WHAT TO WORK ON: Restate each of the lines given below, word for word.

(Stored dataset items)
--------

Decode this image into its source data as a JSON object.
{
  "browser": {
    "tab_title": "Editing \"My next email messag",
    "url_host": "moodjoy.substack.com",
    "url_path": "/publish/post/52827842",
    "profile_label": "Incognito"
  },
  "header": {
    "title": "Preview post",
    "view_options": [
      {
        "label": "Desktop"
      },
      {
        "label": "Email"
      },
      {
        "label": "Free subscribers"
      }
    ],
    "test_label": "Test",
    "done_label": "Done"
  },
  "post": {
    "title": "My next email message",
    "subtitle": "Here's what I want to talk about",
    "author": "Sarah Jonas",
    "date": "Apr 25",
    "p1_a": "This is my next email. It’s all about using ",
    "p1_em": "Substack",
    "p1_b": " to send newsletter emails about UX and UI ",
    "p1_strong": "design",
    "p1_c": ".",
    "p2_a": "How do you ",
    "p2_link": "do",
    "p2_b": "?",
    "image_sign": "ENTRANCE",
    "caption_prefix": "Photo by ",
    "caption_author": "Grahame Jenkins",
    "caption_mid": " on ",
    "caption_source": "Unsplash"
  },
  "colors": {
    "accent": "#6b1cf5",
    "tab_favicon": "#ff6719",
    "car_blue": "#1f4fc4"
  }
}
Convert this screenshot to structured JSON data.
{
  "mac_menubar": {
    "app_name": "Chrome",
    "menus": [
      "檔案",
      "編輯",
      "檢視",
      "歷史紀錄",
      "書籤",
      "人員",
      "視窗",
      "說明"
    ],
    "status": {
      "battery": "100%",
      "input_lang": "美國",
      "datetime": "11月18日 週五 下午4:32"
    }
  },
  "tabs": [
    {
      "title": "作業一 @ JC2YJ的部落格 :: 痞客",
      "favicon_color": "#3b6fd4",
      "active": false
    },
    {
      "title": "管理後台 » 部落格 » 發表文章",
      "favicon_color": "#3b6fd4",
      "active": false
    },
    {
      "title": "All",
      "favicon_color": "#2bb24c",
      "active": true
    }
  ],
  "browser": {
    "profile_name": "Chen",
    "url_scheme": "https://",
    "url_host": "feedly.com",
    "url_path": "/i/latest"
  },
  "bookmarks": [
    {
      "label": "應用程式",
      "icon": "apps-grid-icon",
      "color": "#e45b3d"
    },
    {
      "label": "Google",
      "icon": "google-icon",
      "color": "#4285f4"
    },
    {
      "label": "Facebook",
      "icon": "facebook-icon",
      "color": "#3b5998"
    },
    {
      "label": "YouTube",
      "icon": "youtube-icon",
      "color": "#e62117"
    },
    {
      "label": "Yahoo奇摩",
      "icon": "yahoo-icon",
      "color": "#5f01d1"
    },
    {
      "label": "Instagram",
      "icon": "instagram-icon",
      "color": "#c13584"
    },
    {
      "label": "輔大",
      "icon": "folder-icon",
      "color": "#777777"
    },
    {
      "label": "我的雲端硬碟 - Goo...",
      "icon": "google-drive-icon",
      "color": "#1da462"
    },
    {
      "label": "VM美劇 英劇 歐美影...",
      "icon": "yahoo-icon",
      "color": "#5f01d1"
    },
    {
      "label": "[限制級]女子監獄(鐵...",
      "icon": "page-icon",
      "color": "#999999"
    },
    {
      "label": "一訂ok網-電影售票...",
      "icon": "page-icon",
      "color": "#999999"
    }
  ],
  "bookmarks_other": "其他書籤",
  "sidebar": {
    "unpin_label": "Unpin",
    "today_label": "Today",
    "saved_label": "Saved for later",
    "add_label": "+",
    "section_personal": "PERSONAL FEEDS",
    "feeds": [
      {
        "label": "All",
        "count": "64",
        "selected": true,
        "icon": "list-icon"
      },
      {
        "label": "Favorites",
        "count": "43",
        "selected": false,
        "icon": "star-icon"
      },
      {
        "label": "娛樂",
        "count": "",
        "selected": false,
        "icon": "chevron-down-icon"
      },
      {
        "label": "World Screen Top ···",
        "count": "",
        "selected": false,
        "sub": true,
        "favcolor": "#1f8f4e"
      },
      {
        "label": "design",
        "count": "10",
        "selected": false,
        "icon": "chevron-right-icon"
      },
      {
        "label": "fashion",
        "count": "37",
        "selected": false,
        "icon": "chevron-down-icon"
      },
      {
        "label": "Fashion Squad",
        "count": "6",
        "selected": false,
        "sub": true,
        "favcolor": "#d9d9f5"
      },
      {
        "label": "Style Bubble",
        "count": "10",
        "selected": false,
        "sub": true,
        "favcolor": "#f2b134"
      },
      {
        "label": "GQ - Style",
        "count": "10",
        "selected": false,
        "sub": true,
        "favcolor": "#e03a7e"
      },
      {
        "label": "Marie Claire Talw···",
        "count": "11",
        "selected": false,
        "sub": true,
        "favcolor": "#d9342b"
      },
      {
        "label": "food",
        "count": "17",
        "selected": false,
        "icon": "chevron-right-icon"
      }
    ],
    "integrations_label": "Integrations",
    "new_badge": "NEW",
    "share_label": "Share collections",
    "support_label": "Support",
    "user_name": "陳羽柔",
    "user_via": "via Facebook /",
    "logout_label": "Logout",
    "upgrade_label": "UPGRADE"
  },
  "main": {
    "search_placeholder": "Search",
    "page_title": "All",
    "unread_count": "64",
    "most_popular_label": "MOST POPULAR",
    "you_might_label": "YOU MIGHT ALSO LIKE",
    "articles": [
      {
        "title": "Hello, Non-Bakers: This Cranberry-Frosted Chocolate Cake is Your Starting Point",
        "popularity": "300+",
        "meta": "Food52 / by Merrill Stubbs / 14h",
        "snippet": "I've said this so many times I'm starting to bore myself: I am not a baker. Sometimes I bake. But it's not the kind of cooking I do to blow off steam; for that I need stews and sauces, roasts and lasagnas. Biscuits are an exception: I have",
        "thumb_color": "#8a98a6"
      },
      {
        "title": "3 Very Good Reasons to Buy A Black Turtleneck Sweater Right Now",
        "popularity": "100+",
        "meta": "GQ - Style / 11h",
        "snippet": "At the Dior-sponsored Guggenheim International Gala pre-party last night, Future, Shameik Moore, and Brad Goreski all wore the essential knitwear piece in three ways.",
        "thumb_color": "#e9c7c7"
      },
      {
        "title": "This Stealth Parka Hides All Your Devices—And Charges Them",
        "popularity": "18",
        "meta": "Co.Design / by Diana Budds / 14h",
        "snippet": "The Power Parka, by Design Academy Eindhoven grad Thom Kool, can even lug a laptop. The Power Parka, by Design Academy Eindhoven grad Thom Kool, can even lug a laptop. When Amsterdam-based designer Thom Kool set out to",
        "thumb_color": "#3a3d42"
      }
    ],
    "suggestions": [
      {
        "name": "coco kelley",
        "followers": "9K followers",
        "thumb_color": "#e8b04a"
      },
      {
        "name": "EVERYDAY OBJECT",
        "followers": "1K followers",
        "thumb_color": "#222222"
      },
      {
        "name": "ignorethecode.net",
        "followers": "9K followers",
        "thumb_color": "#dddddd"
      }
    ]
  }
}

--------

WORKED ANSWER:
Decode this image into its source data as a JSON object.
{
  "browser": {
    "tab_title": "Editing \"My next email messag",
    "url_host": "moodjoy.substack.com",
    "url_path": "/publish/post/52827842",
    "profile_label": "Incognito"
  },
  "header": {
    "title": "Preview post",
    "view_options": [
      {
        "label": "Desktop"
      },
      {
        "label": "Email"
      },
      {
        "label": "Free subscribers"
      }
    ],
    "test_label": "Test",
    "done_label": "Done"
  },
  "post": {
    "title": "My next email message",
    "subtitle": "Here's what I want to talk about",
    "author": "Sarah Jonas",
    "date": "Apr 25",
    "p1_a": "This is my next email. It’s all about using ",
    "p1_em": "Substack",
    "p1_b": " to send newsletter emails about UX and UI ",
    "p1_strong": "design",
    "p1_c": ".",
    "p2_a": "How do you ",
    "p2_link": "do",
    "p2_b": "?",
    "image_sign": "ENTRANCE",
    "caption_prefix": "Photo by ",
    "caption_author": "Grahame Jenkins",
    "caption_mid": " on ",
    "caption_source": "Unsplash"
  },
  "colors": {
    "accent": "#6b1cf5",
    "tab_favicon": "#ff6719",
    "car_blue": "#1f4fc4"
  }
}
Convert this screenshot to structured JSON data.
{
  "mac_menubar": {
    "app_name": "Chrome",
    "menus": [
      "檔案",
      "編輯",
      "檢視",
      "歷史紀錄",
      "書籤",
      "人員",
      "視窗",
      "說明"
    ],
    "status": {
      "battery": "100%",
      "input_lang": "美國",
      "datetime": "11月18日 週五 下午4:32"
    }
  },
  "tabs": [
    {
      "title": "作業一 @ JC2YJ的部落格 :: 痞客",
      "favicon_color": "#3b6fd4",
      "active": false
    },
    {
      "title": "管理後台 » 部落格 » 發表文章",
      "favicon_color": "#3b6fd4",
      "active": false
    },
    {
      "title": "All",
      "favicon_color": "#2bb24c",
      "active": true
    }
  ],
  "browser": {
    "profile_name": "Chen",
    "url_scheme": "https://",
    "url_host": "feedly.com",
    "url_path": "/i/latest"
  },
  "bookmarks": [
    {
      "label": "應用程式",
      "icon": "apps-grid-icon",
      "color": "#e45b3d"
    },
    {
      "label": "Google",
      "icon": "google-icon",
      "color": "#4285f4"
    },
    {
      "label": "Facebook",
      "icon": "facebook-icon",
      "color": "#3b5998"
    },
    {
      "label": "YouTube",
      "icon": "youtube-icon",
      "color": "#e62117"
    },
    {
      "label": "Yahoo奇摩",
      "icon": "yahoo-icon",
      "color": "#5f01d1"
    },
    {
      "label": "Instagram",
      "icon": "instagram-icon",
      "color": "#c13584"
    },
    {
      "label": "輔大",
      "icon": "folder-icon",
      "color": "#777777"
    },
    {
      "label": "我的雲端硬碟 - Goo...",
      "icon": "google-drive-icon",
      "color": "#1da462"
    },
    {
      "label": "VM美劇 英劇 歐美影...",
      "icon": "yahoo-icon",
      "color": "#5f01d1"
    },
    {
      "label": "[限制級]女子監獄(鐵...",
      "icon": "page-icon",
      "color": "#999999"
    },
    {
      "label": "一訂ok網-電影售票...",
      "icon": "page-icon",
      "color": "#999999"
    }
  ],
  "bookmarks_other": "其他書籤",
  "sidebar": {
    "unpin_label": "Unpin",
    "today_label": "Today",
    "saved_label": "Saved for later",
    "add_label": "+",
    "section_personal": "PERSONAL FEEDS",
    "feeds": [
      {
        "label": "All",
        "count": "64",
        "selected": true,
        "icon": "list-icon"
      },
      {
        "label": "Favorites",
        "count": "43",
        "selected": false,
        "icon": "star-icon"
      },
      {
        "label": "娛樂",
        "count": "",
        "selected": false,
        "icon": "chevron-down-icon"
      },
      {
        "label": "World Screen Top ···",
        "count": "",
        "selected": false,
        "sub": true,
        "favcolor": "#1f8f4e"
      },
      {
        "label": "design",
        "count": "10",
        "selected": false,
        "icon": "chevron-right-icon"
      },
      {
        "label": "fashion",
        "count": "37",
        "selected": false,
        "icon": "chevron-down-icon"
      },
      {
        "label": "Fashion Squad",
        "count": "6",
        "selected": false,
        "sub": true,
        "favcolor": "#d9d9f5"
      },
      {
        "label": "Style Bubble",
        "count": "10",
        "selected": false,
        "sub": true,
        "favcolor": "#f2b134"
      },
      {
        "label": "GQ - Style",
        "count": "10",
        "selected": false,
        "sub": true,
        "favcolor": "#e03a7e"
      },
      {
        "label": "Marie Claire Talw···",
        "count": "11",
        "selected": false,
        "sub": true,
        "favcolor": "#d9342b"
      },
      {
        "label": "food",
        "count": "17",
        "selected": false,
        "icon": "chevron-right-icon"
      }
    ],
    "integrations_label": "Integrations",
    "new_badge": "NEW",
    "share_label": "Share collections",
    "support_label": "Support",
    "user_name": "陳羽柔",
    "user_via": "via Facebook /",
    "logout_label": "Logout",
    "upgrade_label": "UPGRADE"
  },
  "main": {
    "search_placeholder": "Search",
    "page_title": "All",
    "unread_count": "64",
    "most_popular_label": "MOST POPULAR",
    "you_might_label": "YOU MIGHT ALSO LIKE",
    "articles": [
      {
        "title": "Hello, Non-Bakers: This Cranberry-Frosted Chocolate Cake is Your Starting Point",
        "popularity": "300+",
        "meta": "Food52 / by Merrill Stubbs / 14h",
        "snippet": "I've said this so many times I'm starting to bore myself: I am not a baker. Sometimes I bake. But it's not the kind of cooking I do to blow off steam; for that I need stews and sauces, roasts and lasagnas. Biscuits are an exception: I have",
        "thumb_color": "#8a98a6"
      },
      {
        "title": "3 Very Good Reasons to Buy A Black Turtleneck Sweater Right Now",
        "popularity": "100+",
        "meta": "GQ - Style / 11h",
        "snippet": "At the Dior-sponsored Guggenheim International Gala pre-party last night, Future, Shameik Moore, and Brad Goreski all wore the essential knitwear piece in three ways.",
        "thumb_color": "#e9c7c7"
      },
      {
        "title": "This Stealth Parka Hides All Your Devices—And Charges Them",
        "popularity": "18",
        "meta": "Co.Design / by Diana Budds / 14h",
        "snippet": "The Power Parka, by Design Academy Eindhoven grad Thom Kool, can even lug a laptop. The Power Parka, by Design Academy Eindhoven grad Thom Kool, can even lug a laptop. When Amsterdam-based designer Thom Kool set out to",
        "thumb_color": "#3a3d42"
      }
    ],
    "suggestions": [
      {
        "name": "coco kelley",
        "followers": "9K followers",
        "thumb_color": "#e8b04a"
      },
      {
        "name": "EVERYDAY OBJECT",
        "followers": "1K followers",
        "thumb_color": "#222222"
      },
      {
        "name": "ignorethecode.net",
        "followers": "9K followers",
        "thumb_color": "#dddddd"
      }
    ]
  }
}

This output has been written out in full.